* **DATA FOR THE TASK**

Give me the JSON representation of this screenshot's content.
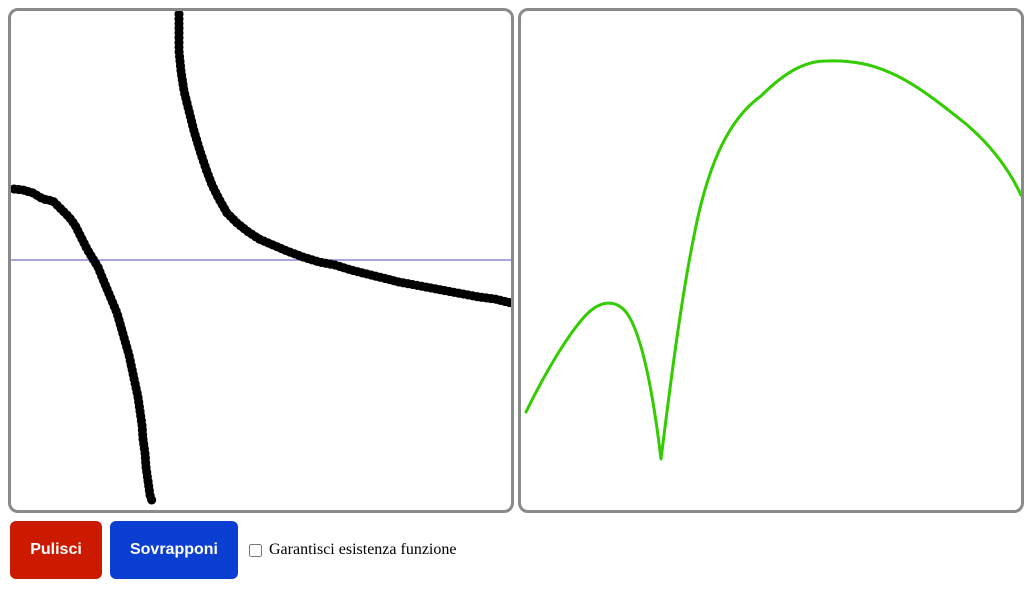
{
  "canvases": {
    "drawing": {
      "stroke_color": "#000000",
      "axis_color": "#8b87d8"
    },
    "result": {
      "stroke_color": "#33cc00"
    }
  },
  "controls": {
    "clear_label": "Pulisci",
    "overlay_label": "Sovrapponi",
    "ensure_function_label": "Garantisci esistenza funzione",
    "ensure_function_checked": false
  },
  "colors": {
    "clear_button": "#cc1a00",
    "overlay_button": "#0a3fd1",
    "canvas_border": "#8a8a8a"
  }
}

* **THE TASK**
The records above must be transcribed exactly. Pictures are left out of the copy.

* **REPLY TO THE TASK**
Give me the JSON representation of this screenshot's content.
{
  "canvases": {
    "drawing": {
      "stroke_color": "#000000",
      "axis_color": "#8b87d8"
    },
    "result": {
      "stroke_color": "#33cc00"
    }
  },
  "controls": {
    "clear_label": "Pulisci",
    "overlay_label": "Sovrapponi",
    "ensure_function_label": "Garantisci esistenza funzione",
    "ensure_function_checked": false
  },
  "colors": {
    "clear_button": "#cc1a00",
    "overlay_button": "#0a3fd1",
    "canvas_border": "#8a8a8a"
  }
}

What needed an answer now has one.